▸ BRANO SCELTO
Una lunga riflessione per immagini / Da Anthropocene a Tecnosfera

9 Novembre 2019

Tecnosfera è il titolo dell’edizione 2019 della Biennale di Fotografia dell’Industria e del Lavoro a Bologna, organizzata dalla Fondazione MAST - Manifattura di Arti, Sperimentazione e Tecnologia a cura di Francesco Zanot, che terminerà il 24 novembre. La Biennale, composta da 10 mostre dislocate in diversi luoghi non museali nel centro storico, prosegue idealmente il percorso tracciato dalla mostra Anthropocene a cura di Sophie Kackett, Andrea Kunard e Urs Stahel allestita al MAST, prorogata fino a gennaio 2020.

▸ ESTRATTO DEI DATI
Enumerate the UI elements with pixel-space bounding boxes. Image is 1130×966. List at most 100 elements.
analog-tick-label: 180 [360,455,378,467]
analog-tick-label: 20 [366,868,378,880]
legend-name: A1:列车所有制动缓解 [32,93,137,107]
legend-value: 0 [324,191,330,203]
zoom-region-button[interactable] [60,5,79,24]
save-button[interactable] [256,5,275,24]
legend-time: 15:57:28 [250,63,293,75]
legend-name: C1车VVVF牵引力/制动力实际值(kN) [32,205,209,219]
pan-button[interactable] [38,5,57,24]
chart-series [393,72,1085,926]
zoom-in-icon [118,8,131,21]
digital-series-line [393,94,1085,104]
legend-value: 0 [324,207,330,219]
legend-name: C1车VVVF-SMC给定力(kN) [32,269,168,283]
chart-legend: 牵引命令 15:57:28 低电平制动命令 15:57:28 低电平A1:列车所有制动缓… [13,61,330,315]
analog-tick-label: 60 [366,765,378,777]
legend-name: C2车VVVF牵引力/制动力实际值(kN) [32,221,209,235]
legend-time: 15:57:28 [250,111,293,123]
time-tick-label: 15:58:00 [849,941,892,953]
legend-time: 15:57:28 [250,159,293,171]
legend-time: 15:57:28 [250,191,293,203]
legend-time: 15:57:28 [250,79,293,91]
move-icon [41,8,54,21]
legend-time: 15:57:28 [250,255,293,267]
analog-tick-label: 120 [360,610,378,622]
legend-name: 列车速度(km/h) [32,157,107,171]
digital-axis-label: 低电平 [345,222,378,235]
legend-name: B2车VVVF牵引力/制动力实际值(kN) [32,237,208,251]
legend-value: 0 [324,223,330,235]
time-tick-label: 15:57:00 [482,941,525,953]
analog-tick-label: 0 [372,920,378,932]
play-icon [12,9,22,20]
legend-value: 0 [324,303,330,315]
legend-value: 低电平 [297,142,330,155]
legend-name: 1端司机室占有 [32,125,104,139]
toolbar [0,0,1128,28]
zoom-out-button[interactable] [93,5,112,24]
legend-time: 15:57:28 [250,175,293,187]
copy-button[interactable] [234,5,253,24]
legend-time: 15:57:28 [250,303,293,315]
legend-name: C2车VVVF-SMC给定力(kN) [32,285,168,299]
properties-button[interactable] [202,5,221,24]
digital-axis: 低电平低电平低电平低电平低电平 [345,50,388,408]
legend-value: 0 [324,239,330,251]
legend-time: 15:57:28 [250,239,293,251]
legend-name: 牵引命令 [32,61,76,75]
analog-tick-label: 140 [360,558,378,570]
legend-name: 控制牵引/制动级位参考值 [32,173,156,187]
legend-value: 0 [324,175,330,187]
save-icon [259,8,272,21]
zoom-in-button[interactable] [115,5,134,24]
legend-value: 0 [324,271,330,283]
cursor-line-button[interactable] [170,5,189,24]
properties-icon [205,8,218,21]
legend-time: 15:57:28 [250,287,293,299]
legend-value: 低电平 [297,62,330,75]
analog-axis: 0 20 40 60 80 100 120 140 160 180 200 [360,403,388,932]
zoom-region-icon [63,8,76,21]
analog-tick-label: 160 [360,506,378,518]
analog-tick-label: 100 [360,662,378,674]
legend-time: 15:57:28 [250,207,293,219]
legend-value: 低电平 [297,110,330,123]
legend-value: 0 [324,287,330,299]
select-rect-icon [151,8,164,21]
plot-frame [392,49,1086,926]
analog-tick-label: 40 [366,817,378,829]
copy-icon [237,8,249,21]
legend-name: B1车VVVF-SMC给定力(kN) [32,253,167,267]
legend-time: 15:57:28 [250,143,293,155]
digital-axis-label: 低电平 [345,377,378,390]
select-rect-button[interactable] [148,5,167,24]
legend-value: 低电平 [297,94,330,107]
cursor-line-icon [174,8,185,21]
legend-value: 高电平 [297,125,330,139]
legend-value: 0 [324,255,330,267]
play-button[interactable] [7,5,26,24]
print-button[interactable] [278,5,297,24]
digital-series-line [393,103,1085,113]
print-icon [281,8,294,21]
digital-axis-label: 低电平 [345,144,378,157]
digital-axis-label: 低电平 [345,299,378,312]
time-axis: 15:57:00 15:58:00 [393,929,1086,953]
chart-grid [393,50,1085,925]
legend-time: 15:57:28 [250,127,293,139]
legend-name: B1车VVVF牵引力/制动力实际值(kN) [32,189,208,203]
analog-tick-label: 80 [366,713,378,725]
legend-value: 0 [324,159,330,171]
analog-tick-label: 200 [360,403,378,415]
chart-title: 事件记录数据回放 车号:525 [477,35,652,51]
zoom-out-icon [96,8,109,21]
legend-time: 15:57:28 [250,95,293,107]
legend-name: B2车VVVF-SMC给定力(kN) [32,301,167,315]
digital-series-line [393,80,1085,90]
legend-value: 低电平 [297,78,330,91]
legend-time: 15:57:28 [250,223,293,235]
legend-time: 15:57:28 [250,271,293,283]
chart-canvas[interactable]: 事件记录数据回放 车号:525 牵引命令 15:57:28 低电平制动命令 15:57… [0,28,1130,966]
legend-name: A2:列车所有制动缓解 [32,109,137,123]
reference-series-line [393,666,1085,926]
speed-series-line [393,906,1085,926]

▸ COMPITI ED ESERCIZI
1. Riscrivi in forma di elenco puntato il paragrafo del brano scelto che comincia con "Tecnosfera è il titolo", mantenendone i fatti principali.
2. Rispondi alle seguenti domande sul brano scelto, una risposta per riga, contrassegnando ciascuna con la stessa lettera della domanda.
(a) Quale data compare sotto il titolo?
(b) Da quante mostre è composta la Biennale?
(c) Fino a quando è stata prorogata la mostra Anthropocene?
3. Riporta fedelmente il brano scelto da "Una lunga riflessione" a "a gennaio 2020.".
Le voci sono un materiale a sé, distinto dal brano scelto.

▸ RISULTATI IN ORDINE
1.
- Tecnosfera è il titolo dell'edizione 2019 della Biennale di Fotografia dell'Industria e del Lavoro a Bologna.
- L'organizza la Fondazione MAST - Manifattura di Arti, Sperimentazione e Tecnologia, con la cura di Francesco Zanot.
- Si chiude il 24 novembre.
- Comprende 10 mostre in diversi luoghi non museali del centro storico.
- Prosegue idealmente il percorso della mostra Anthropocene, allestita al MAST e prorogata fino a gennaio 2020.
- Anthropocene è curata da Sophie Kackett, Andrea Kunard e Urs Stahel.

2.
(a) 9 novembre 2019.
(b) Da 10 mostre.
(c) Fino a gennaio 2020.

3.
Una lunga riflessione per immagini / Da Anthropocene a Tecnosfera

9 Novembre 2019

Tecnosfera è il titolo dell’edizione 2019 della Biennale di Fotografia dell’Industria e del Lavoro a Bologna, organizzata dalla Fondazione MAST - Manifattura di Arti, Sperimentazione e Tecnologia a cura di Francesco Zanot, che terminerà il 24 novembre. La Biennale, composta da 10 mostre dislocate in diversi luoghi non museali nel centro storico, prosegue idealmente il percorso tracciato dalla mostra Anthropocene a cura di Sophie Kackett, Andrea Kunard e Urs Stahel allestita al MAST, prorogata fino a gennaio 2020.